Count the lines containing "filter". Give the number alone.
# # # #
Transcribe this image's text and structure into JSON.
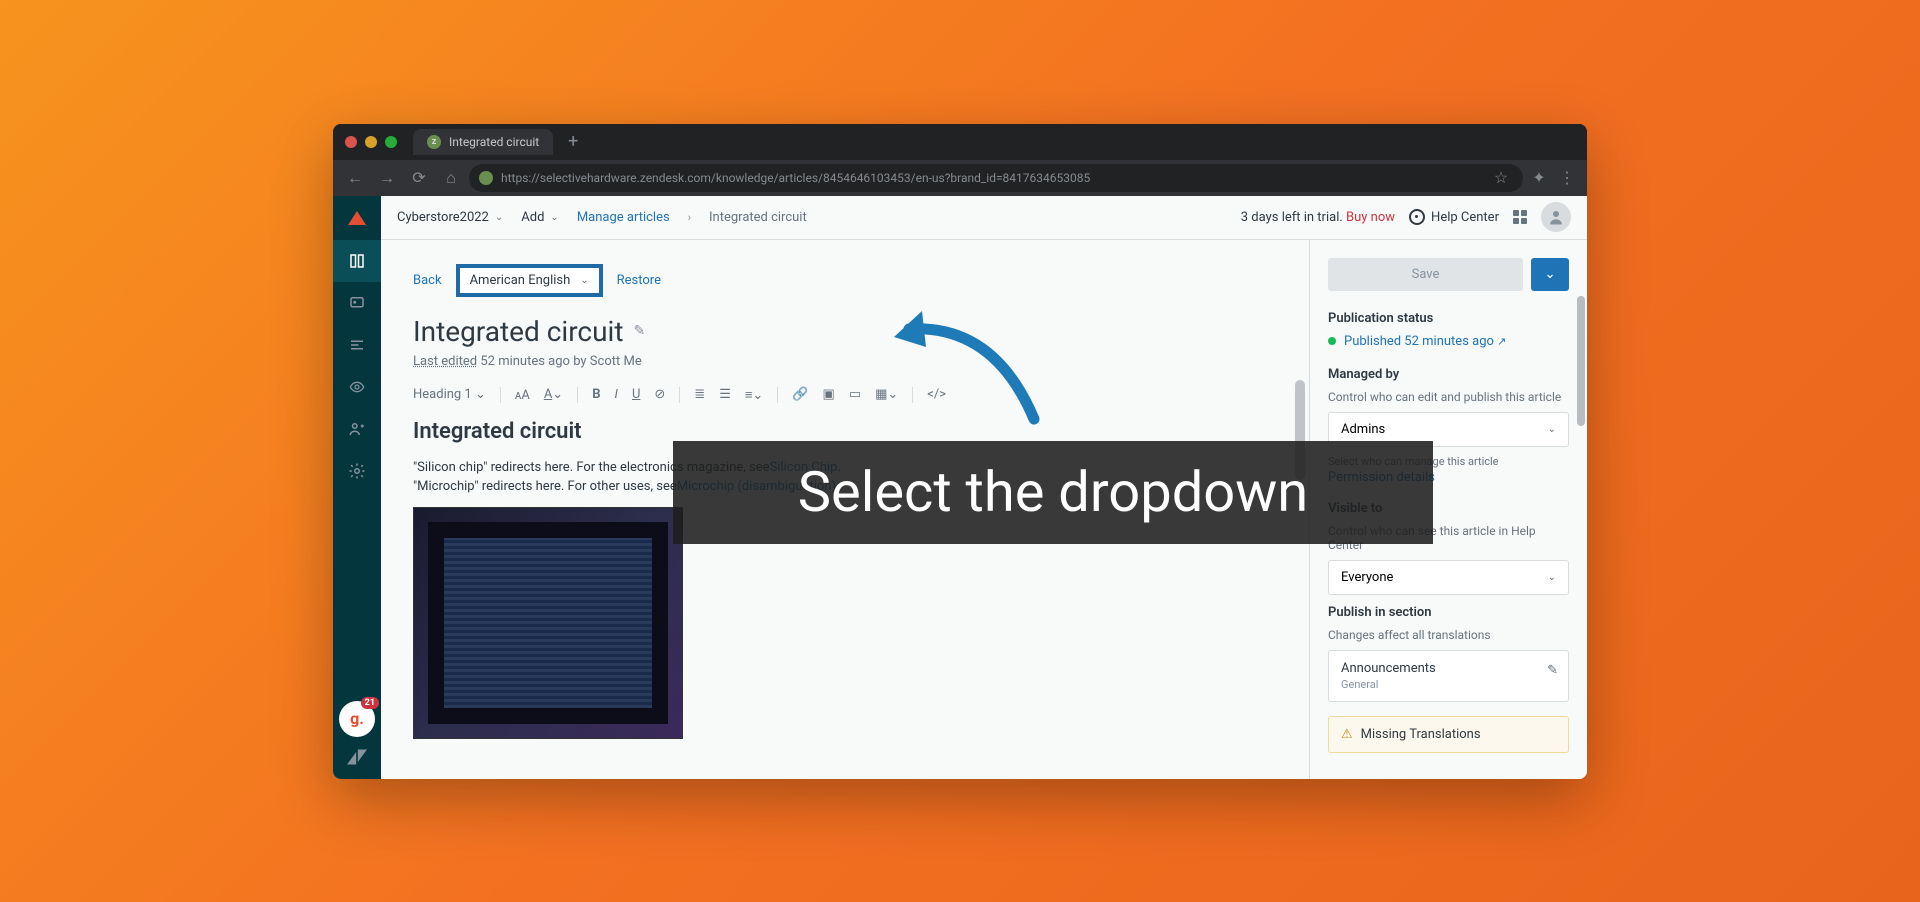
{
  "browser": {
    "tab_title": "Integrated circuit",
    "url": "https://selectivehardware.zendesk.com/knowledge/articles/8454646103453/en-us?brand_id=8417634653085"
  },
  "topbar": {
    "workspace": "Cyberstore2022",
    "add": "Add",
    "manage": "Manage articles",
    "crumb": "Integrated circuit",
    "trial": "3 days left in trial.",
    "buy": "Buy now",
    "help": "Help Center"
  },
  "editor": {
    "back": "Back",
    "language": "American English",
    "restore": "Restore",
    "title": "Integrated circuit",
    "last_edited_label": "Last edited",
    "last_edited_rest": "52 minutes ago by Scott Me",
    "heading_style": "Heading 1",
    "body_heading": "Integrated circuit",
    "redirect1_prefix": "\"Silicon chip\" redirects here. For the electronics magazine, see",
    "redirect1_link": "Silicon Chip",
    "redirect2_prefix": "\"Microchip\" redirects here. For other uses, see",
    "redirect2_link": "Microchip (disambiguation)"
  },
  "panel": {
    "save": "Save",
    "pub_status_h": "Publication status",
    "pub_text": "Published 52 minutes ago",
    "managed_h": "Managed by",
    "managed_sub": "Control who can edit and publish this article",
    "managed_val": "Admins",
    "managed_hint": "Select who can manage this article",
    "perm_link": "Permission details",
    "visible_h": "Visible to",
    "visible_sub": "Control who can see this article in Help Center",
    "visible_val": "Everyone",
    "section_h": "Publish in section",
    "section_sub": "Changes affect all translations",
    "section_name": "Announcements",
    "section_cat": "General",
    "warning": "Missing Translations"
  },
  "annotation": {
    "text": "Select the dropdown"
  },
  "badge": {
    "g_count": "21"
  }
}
# # # #
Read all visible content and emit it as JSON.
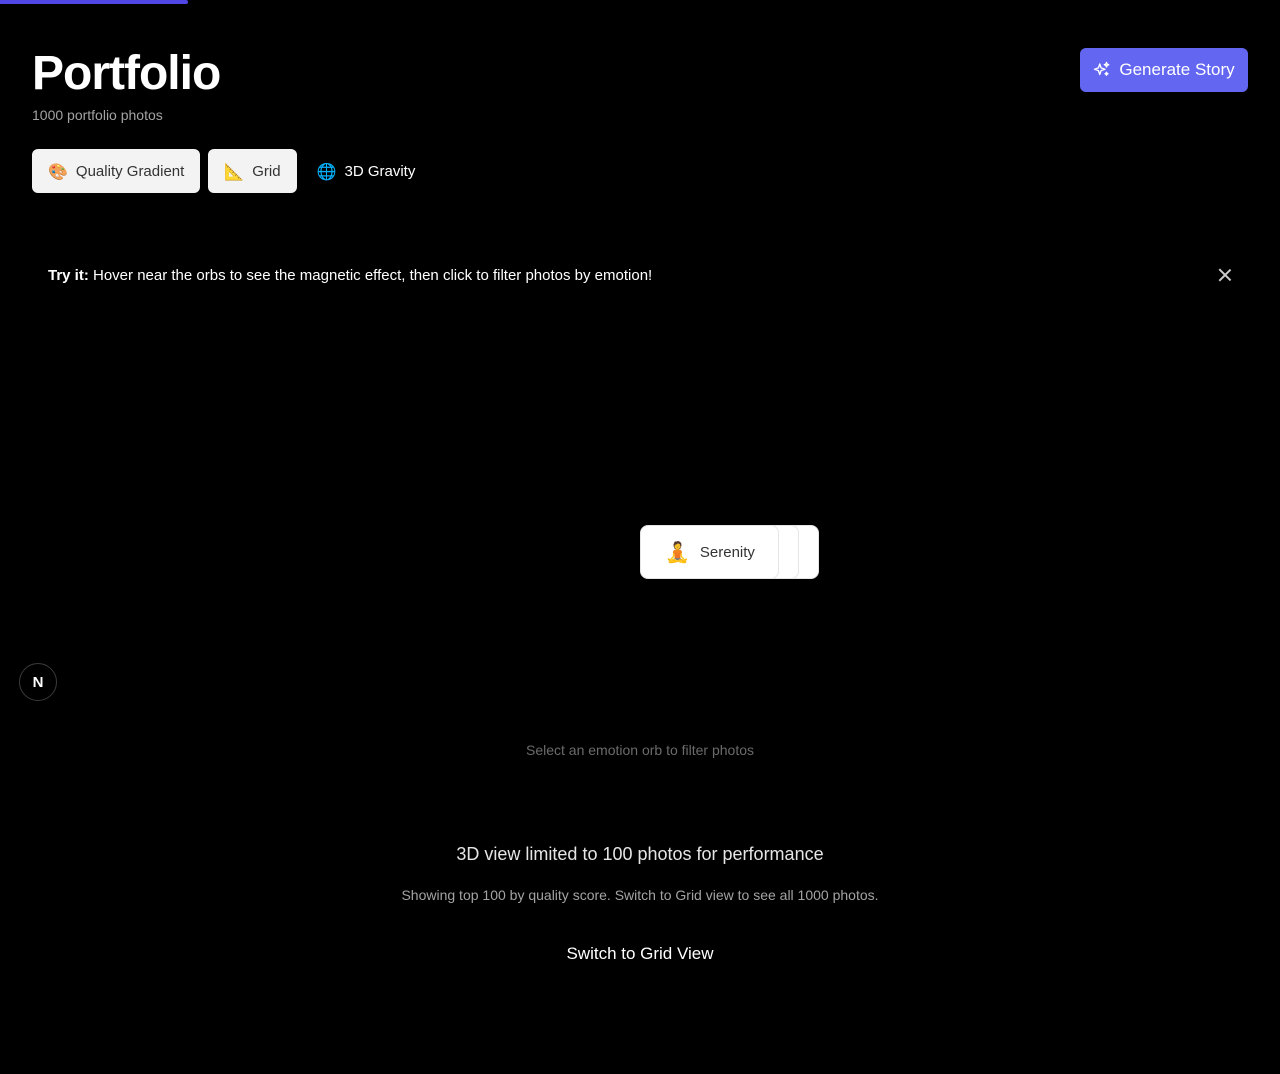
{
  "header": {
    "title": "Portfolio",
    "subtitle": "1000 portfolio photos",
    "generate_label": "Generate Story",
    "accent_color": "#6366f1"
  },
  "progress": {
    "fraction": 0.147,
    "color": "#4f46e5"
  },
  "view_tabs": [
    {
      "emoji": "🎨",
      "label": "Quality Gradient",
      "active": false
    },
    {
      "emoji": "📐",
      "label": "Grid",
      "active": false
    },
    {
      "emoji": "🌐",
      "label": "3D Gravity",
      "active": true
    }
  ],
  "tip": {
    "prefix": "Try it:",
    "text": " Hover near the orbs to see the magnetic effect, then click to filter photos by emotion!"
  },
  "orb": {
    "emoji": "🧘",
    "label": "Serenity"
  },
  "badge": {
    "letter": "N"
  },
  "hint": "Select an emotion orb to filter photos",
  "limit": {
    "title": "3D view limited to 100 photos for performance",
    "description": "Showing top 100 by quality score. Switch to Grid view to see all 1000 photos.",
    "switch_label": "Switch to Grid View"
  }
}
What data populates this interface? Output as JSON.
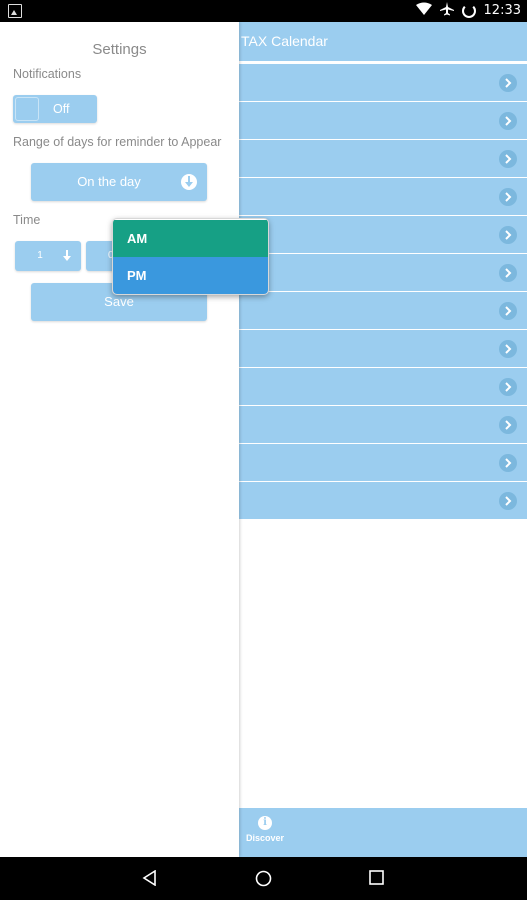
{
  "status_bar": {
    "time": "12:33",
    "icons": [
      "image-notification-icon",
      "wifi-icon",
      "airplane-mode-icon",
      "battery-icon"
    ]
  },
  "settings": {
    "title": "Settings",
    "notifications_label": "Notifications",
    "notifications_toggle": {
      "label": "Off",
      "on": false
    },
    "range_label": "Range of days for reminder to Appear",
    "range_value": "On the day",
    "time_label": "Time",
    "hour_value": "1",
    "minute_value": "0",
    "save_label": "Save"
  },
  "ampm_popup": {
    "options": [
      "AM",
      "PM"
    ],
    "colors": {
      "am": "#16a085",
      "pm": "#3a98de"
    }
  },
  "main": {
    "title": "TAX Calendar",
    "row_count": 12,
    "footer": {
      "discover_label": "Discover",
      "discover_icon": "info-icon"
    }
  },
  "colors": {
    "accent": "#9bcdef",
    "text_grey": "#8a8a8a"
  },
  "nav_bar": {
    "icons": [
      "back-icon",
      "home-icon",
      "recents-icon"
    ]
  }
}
# # # #
RESPONSE FOR THIS EXERCISE:
2